# PROBLEM STATEMENT:
Each entry should be quoted word for word, including every mark of punctuation.

Records
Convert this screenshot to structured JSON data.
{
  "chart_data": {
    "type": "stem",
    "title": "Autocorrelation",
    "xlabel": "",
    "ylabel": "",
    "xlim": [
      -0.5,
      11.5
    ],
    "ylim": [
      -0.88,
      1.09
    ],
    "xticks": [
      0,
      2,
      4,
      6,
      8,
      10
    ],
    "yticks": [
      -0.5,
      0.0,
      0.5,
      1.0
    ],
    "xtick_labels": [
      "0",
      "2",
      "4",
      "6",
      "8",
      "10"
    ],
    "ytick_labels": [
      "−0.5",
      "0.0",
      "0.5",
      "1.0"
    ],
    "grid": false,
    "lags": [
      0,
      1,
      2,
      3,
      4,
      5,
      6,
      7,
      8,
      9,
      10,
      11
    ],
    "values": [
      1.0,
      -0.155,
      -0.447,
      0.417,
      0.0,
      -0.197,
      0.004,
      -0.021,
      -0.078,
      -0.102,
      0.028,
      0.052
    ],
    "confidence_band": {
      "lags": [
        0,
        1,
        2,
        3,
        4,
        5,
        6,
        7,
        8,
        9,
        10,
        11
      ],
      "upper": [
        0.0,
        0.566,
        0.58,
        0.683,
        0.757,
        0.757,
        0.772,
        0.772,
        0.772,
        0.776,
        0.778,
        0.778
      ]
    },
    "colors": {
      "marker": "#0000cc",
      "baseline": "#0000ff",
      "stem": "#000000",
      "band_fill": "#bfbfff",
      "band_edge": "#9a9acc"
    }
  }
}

# RESULT OF THIS TASK:
Convert this screenshot to structured JSON data.
{
  "chart_data": {
    "type": "stem",
    "title": "Autocorrelation",
    "xlabel": "",
    "ylabel": "",
    "xlim": [
      -0.5,
      11.5
    ],
    "ylim": [
      -0.88,
      1.09
    ],
    "xticks": [
      0,
      2,
      4,
      6,
      8,
      10
    ],
    "yticks": [
      -0.5,
      0.0,
      0.5,
      1.0
    ],
    "xtick_labels": [
      "0",
      "2",
      "4",
      "6",
      "8",
      "10"
    ],
    "ytick_labels": [
      "−0.5",
      "0.0",
      "0.5",
      "1.0"
    ],
    "grid": false,
    "lags": [
      0,
      1,
      2,
      3,
      4,
      5,
      6,
      7,
      8,
      9,
      10,
      11
    ],
    "values": [
      1.0,
      -0.155,
      -0.447,
      0.417,
      0.0,
      -0.197,
      0.004,
      -0.021,
      -0.078,
      -0.102,
      0.028,
      0.052
    ],
    "confidence_band": {
      "lags": [
        0,
        1,
        2,
        3,
        4,
        5,
        6,
        7,
        8,
        9,
        10,
        11
      ],
      "upper": [
        0.0,
        0.566,
        0.58,
        0.683,
        0.757,
        0.757,
        0.772,
        0.772,
        0.772,
        0.776,
        0.778,
        0.778
      ]
    },
    "colors": {
      "marker": "#0000cc",
      "baseline": "#0000ff",
      "stem": "#000000",
      "band_fill": "#bfbfff",
      "band_edge": "#9a9acc"
    }
  }
}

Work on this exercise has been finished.